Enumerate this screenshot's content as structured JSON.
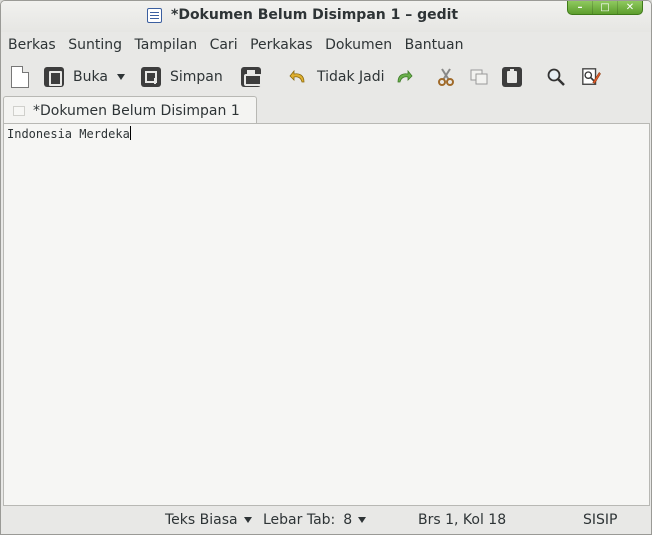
{
  "window": {
    "title": "*Dokumen Belum Disimpan 1 – gedit",
    "controls": [
      "minimize",
      "maximize",
      "close"
    ]
  },
  "menubar": {
    "items": [
      "Berkas",
      "Sunting",
      "Tampilan",
      "Cari",
      "Perkakas",
      "Dokumen",
      "Bantuan"
    ]
  },
  "toolbar": {
    "open_label": "Buka",
    "save_label": "Simpan",
    "undo_label": "Tidak Jadi"
  },
  "tab": {
    "label": "*Dokumen Belum Disimpan 1"
  },
  "editor": {
    "content": "Indonesia Merdeka"
  },
  "statusbar": {
    "language": "Teks Biasa",
    "tab_width_label": "Lebar Tab:",
    "tab_width_value": "8",
    "position": "Brs 1, Kol 18",
    "mode": "SISIP"
  },
  "icons": {
    "new": "new-document-icon",
    "open": "open-icon",
    "save": "save-icon",
    "print": "print-icon",
    "undo": "undo-icon",
    "redo": "redo-icon",
    "cut": "cut-icon",
    "copy": "copy-icon",
    "paste": "paste-icon",
    "find": "search-icon",
    "replace": "find-replace-icon"
  },
  "colors": {
    "titlebar_buttons": "#6aab3a",
    "undo_icon": "#e0b030",
    "redo_icon": "#6ab04c"
  }
}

--------------------------------------------------

• _What needs to be done_
Repeat each entry exactly. Pictures do not belong in the copy.

• _Solved problem_
Enumerate this screenshot's content as structured JSON.
{
  "window": {
    "title": "*Dokumen Belum Disimpan 1 – gedit",
    "controls": [
      "minimize",
      "maximize",
      "close"
    ]
  },
  "menubar": {
    "items": [
      "Berkas",
      "Sunting",
      "Tampilan",
      "Cari",
      "Perkakas",
      "Dokumen",
      "Bantuan"
    ]
  },
  "toolbar": {
    "open_label": "Buka",
    "save_label": "Simpan",
    "undo_label": "Tidak Jadi"
  },
  "tab": {
    "label": "*Dokumen Belum Disimpan 1"
  },
  "editor": {
    "content": "Indonesia Merdeka"
  },
  "statusbar": {
    "language": "Teks Biasa",
    "tab_width_label": "Lebar Tab:",
    "tab_width_value": "8",
    "position": "Brs 1, Kol 18",
    "mode": "SISIP"
  },
  "icons": {
    "new": "new-document-icon",
    "open": "open-icon",
    "save": "save-icon",
    "print": "print-icon",
    "undo": "undo-icon",
    "redo": "redo-icon",
    "cut": "cut-icon",
    "copy": "copy-icon",
    "paste": "paste-icon",
    "find": "search-icon",
    "replace": "find-replace-icon"
  },
  "colors": {
    "titlebar_buttons": "#6aab3a",
    "undo_icon": "#e0b030",
    "redo_icon": "#6ab04c"
  }
}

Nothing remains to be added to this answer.